Exercise: Find all the lines with "тілі" and gather them.

____

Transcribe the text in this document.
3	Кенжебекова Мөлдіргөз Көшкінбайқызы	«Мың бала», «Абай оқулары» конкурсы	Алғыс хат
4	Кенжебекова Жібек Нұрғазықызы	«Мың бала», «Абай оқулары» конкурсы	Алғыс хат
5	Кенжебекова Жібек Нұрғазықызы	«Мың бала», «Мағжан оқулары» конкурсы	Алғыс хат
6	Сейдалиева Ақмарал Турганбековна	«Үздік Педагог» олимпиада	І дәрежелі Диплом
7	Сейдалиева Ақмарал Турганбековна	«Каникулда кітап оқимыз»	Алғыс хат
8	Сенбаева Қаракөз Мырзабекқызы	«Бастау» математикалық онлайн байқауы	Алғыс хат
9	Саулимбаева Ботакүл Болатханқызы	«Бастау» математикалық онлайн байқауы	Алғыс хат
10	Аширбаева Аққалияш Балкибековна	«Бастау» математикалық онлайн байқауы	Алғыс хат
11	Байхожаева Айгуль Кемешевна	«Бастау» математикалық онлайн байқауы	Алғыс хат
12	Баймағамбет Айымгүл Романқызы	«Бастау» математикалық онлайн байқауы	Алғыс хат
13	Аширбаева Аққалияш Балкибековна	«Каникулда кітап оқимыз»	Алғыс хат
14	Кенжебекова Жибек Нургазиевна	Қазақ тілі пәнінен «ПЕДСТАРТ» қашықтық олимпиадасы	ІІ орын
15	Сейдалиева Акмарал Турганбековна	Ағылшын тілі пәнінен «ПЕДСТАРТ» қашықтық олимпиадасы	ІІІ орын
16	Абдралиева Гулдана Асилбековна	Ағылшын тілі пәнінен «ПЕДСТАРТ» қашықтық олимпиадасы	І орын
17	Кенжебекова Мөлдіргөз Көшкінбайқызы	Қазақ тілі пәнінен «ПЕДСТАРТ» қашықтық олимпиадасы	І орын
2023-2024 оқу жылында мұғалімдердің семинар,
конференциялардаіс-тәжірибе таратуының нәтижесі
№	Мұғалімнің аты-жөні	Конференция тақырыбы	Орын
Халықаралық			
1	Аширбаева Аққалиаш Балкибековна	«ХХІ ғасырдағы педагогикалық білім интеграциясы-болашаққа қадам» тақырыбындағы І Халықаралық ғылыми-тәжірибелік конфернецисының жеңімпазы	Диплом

____

Finished exercise:
14	Кенжебекова Жибек Нургазиевна	Қазақ тілі пәнінен «ПЕДСТАРТ» қашықтық олимпиадасы	ІІ орын
15	Сейдалиева Акмарал Турганбековна	Ағылшын тілі пәнінен «ПЕДСТАРТ» қашықтық олимпиадасы	ІІІ орын
16	Абдралиева Гулдана Асилбековна	Ағылшын тілі пәнінен «ПЕДСТАРТ» қашықтық олимпиадасы	І орын
17	Кенжебекова Мөлдіргөз Көшкінбайқызы	Қазақ тілі пәнінен «ПЕДСТАРТ» қашықтық олимпиадасы	І орын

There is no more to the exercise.